> What is asked:
A. According to the review of Christopher Brown's two novels, what is the name of the lawyer at the center of the set?
B. Carry on the review of Christopher Brown's legal thrillers from its last paragraph.

> Source:
Christopher Brown’s two-book set (Rule of Capture and Failed State) about his hapless yet strangely effective dystopian lawyer, Donnie Kimoe, may come too close to our dystopian present for comfort, but they also shine with ideas about a better way to envision the future. As he put it in a recent essay in Literary Hub: “we need to write our way through our own ruin to have any hope of finding what could be on the other side.” He does that brilliantly in these two fast-moving legal scifi thrillers.
And what ruin he depicts.
A war with China has broken up the country. The Midwest has collapsed from climate change. Millions of refugees have fled south, only to be confined in fenced zones where their labor can be forcibly extracted. A presidential election has been stolen, and its fate now seems to rest with the courts.
There is a Houston that has reverted to a half-wild state – subdivisions underwater much of the year, highways cracked apart, squatters in tumble-down buildings. But it’s also a ruin in which the rich retain their gated, heavily guarded communities.
The forms of a justice system survive while the laws guiding them strip away basic protections of the rule of law. Protest the system and your citizenship can be stripped away. Pose a real threat and you can wind up dead. Practicing law in this dystopia sometimes seems futile, and the dystopian lawyer is disparaged as much by his revolutionary clients as by the lawyers and judges who have embraced the new system.

> Records supplied:
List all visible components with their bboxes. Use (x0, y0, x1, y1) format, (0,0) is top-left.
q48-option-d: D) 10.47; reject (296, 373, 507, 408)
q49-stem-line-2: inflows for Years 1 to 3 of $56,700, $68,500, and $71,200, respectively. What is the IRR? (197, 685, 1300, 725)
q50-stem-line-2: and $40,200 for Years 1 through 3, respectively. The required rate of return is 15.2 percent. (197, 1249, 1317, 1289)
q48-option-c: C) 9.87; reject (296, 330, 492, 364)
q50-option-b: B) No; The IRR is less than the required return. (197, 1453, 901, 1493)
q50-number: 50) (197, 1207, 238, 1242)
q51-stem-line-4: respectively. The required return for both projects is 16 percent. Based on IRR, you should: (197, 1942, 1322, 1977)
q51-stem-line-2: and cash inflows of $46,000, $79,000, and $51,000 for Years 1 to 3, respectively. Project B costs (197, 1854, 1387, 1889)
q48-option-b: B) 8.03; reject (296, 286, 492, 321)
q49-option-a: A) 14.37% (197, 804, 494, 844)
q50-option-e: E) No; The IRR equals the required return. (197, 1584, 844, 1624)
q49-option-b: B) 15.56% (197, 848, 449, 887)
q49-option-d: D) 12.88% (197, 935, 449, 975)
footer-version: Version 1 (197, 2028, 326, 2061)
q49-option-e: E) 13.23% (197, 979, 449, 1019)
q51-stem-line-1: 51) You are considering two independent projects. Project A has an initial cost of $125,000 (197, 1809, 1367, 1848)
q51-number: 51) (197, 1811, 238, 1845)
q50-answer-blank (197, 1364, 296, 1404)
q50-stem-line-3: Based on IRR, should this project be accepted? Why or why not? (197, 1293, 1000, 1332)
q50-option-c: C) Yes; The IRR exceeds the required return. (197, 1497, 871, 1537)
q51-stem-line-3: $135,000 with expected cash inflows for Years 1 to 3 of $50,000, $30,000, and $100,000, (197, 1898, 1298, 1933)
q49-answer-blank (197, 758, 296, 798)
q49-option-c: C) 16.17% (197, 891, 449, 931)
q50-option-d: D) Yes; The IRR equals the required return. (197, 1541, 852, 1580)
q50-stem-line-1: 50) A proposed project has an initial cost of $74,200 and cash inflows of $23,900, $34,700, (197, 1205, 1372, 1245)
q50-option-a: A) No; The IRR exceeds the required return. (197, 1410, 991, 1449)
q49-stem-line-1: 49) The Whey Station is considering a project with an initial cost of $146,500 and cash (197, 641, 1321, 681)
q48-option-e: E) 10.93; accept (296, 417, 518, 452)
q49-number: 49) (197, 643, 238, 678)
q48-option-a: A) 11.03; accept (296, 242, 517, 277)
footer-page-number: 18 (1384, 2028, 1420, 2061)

> Answers below:
A. Donnie Kimoe

B.
The world of these novels presents not just a broken earth but broken people, like Donny Kimoe and many he knows and meets. Some have survived torture but cling to their belief in a new truth, a faith in a communal society where all are taken care in return for honest labor. Yet its members can resort to the violence and raw revenge they want to take on those they blame for ruining the natural world. Others have broken themselves to side with the wealthy who are trying to perfect their seizure of power in the name of forestalling anarchy.
Then there is Donny Kimoe, an expert on recreational street drugs who is often wasted or drunk, but who manages to talk his way out of one hard situation after another. Sometimes, it’s his use of legal strategy to protect his clients in court. Sometimes it’s his ability to distract people who are trying to silence him. And sometimes it’s his ability to cut a deal with the most hardened and powerful people in the new establishment.
In fact, Donny is a lot more effective than people usually give him credit for. There are so many scenes when he goes to see a onetime friend or lover or client only to be rebuked for being a selfish shyster willing to work for whoever would pay him. And Donny half agrees with their versions of his betrayal or abandonment of those friends and lovers and clients.
But he usually pulls through in amazing ways. Yeah, he wastes himself from time to time, but he knows deep down that he is still trying to follow some kind of truth he stubbornly clings to. It is about the law and its ability to deliver even the most imperfect remedy in the midst of revolution, repression and murder.
After a while I came to appreciate the honesty of his cynicism and acceptance of brokenness as a way of life. He winds up being appealing for his lack of pretense and search for justice in a rigged system. And a deeper change does creep up on Donny when he least expects it.
It starts in Rule of Capture while he is trying to keep his client, a young film-maker named Xelina Rocafuerte, from being declared a dangerous revolutionary and having her citizenship stripped away. When we first meet her, she is shackled far more heavily than her small frame can handle, yet she is completely defiant before the court. She doesn’t want Kimoe to defend her at first, and he screws up his initial effort to free her. But gradually, she comes round to working with him, and the films she’s made of her activist friends have a surprising effect on Donny. They slowly change his way of looking at the world.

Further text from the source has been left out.